Print out the entries below with no edits.
---------- STORED ROWS ----------
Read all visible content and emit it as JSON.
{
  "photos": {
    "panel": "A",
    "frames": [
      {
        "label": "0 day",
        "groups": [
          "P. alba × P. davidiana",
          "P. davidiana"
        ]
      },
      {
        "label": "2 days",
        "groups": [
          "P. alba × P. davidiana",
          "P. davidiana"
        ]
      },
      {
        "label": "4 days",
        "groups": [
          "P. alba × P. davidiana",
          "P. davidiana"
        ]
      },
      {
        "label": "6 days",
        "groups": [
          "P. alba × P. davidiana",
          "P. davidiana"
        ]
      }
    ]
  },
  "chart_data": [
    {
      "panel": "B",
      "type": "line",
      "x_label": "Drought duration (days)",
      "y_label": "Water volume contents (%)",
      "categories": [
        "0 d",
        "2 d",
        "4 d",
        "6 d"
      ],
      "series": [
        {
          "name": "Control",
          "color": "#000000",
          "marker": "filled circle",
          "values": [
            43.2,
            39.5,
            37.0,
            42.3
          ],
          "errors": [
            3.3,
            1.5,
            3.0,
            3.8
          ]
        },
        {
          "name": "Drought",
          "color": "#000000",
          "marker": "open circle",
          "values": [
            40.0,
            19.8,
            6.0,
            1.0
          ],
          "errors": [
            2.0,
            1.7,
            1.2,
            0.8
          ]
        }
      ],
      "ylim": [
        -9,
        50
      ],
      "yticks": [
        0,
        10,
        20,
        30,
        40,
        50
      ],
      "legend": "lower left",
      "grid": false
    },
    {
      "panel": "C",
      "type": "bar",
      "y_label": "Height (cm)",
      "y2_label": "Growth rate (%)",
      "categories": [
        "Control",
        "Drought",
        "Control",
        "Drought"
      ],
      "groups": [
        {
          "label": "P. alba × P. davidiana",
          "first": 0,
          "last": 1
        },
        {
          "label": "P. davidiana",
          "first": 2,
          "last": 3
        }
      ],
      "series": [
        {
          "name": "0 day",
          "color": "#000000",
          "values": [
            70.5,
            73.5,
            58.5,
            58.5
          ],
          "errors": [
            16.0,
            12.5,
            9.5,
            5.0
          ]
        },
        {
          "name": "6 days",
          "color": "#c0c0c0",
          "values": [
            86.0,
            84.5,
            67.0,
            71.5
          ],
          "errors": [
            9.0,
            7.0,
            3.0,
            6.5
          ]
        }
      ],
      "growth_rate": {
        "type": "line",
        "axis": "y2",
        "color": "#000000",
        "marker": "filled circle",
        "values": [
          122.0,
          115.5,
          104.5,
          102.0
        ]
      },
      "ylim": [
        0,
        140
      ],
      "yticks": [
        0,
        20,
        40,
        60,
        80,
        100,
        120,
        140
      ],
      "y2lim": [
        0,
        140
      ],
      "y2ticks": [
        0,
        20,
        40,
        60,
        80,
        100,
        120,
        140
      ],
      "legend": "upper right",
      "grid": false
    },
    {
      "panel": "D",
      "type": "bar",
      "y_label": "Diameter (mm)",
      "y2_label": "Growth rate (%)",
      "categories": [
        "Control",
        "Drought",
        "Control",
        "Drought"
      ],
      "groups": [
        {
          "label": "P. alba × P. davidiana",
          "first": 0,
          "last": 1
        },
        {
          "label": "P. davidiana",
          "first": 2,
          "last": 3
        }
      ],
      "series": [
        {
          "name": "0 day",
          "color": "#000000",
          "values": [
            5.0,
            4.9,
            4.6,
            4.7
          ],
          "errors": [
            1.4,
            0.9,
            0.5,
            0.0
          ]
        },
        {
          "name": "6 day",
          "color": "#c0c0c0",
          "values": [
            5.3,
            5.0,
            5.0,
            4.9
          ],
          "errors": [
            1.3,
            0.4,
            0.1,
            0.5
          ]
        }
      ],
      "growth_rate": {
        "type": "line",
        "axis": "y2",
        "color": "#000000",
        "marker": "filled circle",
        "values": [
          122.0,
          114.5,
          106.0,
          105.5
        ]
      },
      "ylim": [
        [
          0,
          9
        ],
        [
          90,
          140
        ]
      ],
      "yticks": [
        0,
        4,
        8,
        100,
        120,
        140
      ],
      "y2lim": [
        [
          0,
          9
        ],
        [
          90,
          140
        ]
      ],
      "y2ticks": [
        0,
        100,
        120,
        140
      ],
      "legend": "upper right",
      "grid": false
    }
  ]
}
----------
=== THE REPLY ===
Read all visible content and emit it as JSON.
{
  "photos": {
    "panel": "A",
    "frames": [
      {
        "label": "0 day",
        "groups": [
          "P. alba × P. davidiana",
          "P. davidiana"
        ]
      },
      {
        "label": "2 days",
        "groups": [
          "P. alba × P. davidiana",
          "P. davidiana"
        ]
      },
      {
        "label": "4 days",
        "groups": [
          "P. alba × P. davidiana",
          "P. davidiana"
        ]
      },
      {
        "label": "6 days",
        "groups": [
          "P. alba × P. davidiana",
          "P. davidiana"
        ]
      }
    ]
  },
  "chart_data": [
    {
      "panel": "B",
      "type": "line",
      "x_label": "Drought duration (days)",
      "y_label": "Water volume contents (%)",
      "categories": [
        "0 d",
        "2 d",
        "4 d",
        "6 d"
      ],
      "series": [
        {
          "name": "Control",
          "color": "#000000",
          "marker": "filled circle",
          "values": [
            43.2,
            39.5,
            37.0,
            42.3
          ],
          "errors": [
            3.3,
            1.5,
            3.0,
            3.8
          ]
        },
        {
          "name": "Drought",
          "color": "#000000",
          "marker": "open circle",
          "values": [
            40.0,
            19.8,
            6.0,
            1.0
          ],
          "errors": [
            2.0,
            1.7,
            1.2,
            0.8
          ]
        }
      ],
      "ylim": [
        -9,
        50
      ],
      "yticks": [
        0,
        10,
        20,
        30,
        40,
        50
      ],
      "legend": "lower left",
      "grid": false
    },
    {
      "panel": "C",
      "type": "bar",
      "y_label": "Height (cm)",
      "y2_label": "Growth rate (%)",
      "categories": [
        "Control",
        "Drought",
        "Control",
        "Drought"
      ],
      "groups": [
        {
          "label": "P. alba × P. davidiana",
          "first": 0,
          "last": 1
        },
        {
          "label": "P. davidiana",
          "first": 2,
          "last": 3
        }
      ],
      "series": [
        {
          "name": "0 day",
          "color": "#000000",
          "values": [
            70.5,
            73.5,
            58.5,
            58.5
          ],
          "errors": [
            16.0,
            12.5,
            9.5,
            5.0
          ]
        },
        {
          "name": "6 days",
          "color": "#c0c0c0",
          "values": [
            86.0,
            84.5,
            67.0,
            71.5
          ],
          "errors": [
            9.0,
            7.0,
            3.0,
            6.5
          ]
        }
      ],
      "growth_rate": {
        "type": "line",
        "axis": "y2",
        "color": "#000000",
        "marker": "filled circle",
        "values": [
          122.0,
          115.5,
          104.5,
          102.0
        ]
      },
      "ylim": [
        0,
        140
      ],
      "yticks": [
        0,
        20,
        40,
        60,
        80,
        100,
        120,
        140
      ],
      "y2lim": [
        0,
        140
      ],
      "y2ticks": [
        0,
        20,
        40,
        60,
        80,
        100,
        120,
        140
      ],
      "legend": "upper right",
      "grid": false
    },
    {
      "panel": "D",
      "type": "bar",
      "y_label": "Diameter (mm)",
      "y2_label": "Growth rate (%)",
      "categories": [
        "Control",
        "Drought",
        "Control",
        "Drought"
      ],
      "groups": [
        {
          "label": "P. alba × P. davidiana",
          "first": 0,
          "last": 1
        },
        {
          "label": "P. davidiana",
          "first": 2,
          "last": 3
        }
      ],
      "series": [
        {
          "name": "0 day",
          "color": "#000000",
          "values": [
            5.0,
            4.9,
            4.6,
            4.7
          ],
          "errors": [
            1.4,
            0.9,
            0.5,
            0.0
          ]
        },
        {
          "name": "6 day",
          "color": "#c0c0c0",
          "values": [
            5.3,
            5.0,
            5.0,
            4.9
          ],
          "errors": [
            1.3,
            0.4,
            0.1,
            0.5
          ]
        }
      ],
      "growth_rate": {
        "type": "line",
        "axis": "y2",
        "color": "#000000",
        "marker": "filled circle",
        "values": [
          122.0,
          114.5,
          106.0,
          105.5
        ]
      },
      "ylim": [
        [
          0,
          9
        ],
        [
          90,
          140
        ]
      ],
      "yticks": [
        0,
        4,
        8,
        100,
        120,
        140
      ],
      "y2lim": [
        [
          0,
          9
        ],
        [
          90,
          140
        ]
      ],
      "y2ticks": [
        0,
        100,
        120,
        140
      ],
      "legend": "upper right",
      "grid": false
    }
  ]
}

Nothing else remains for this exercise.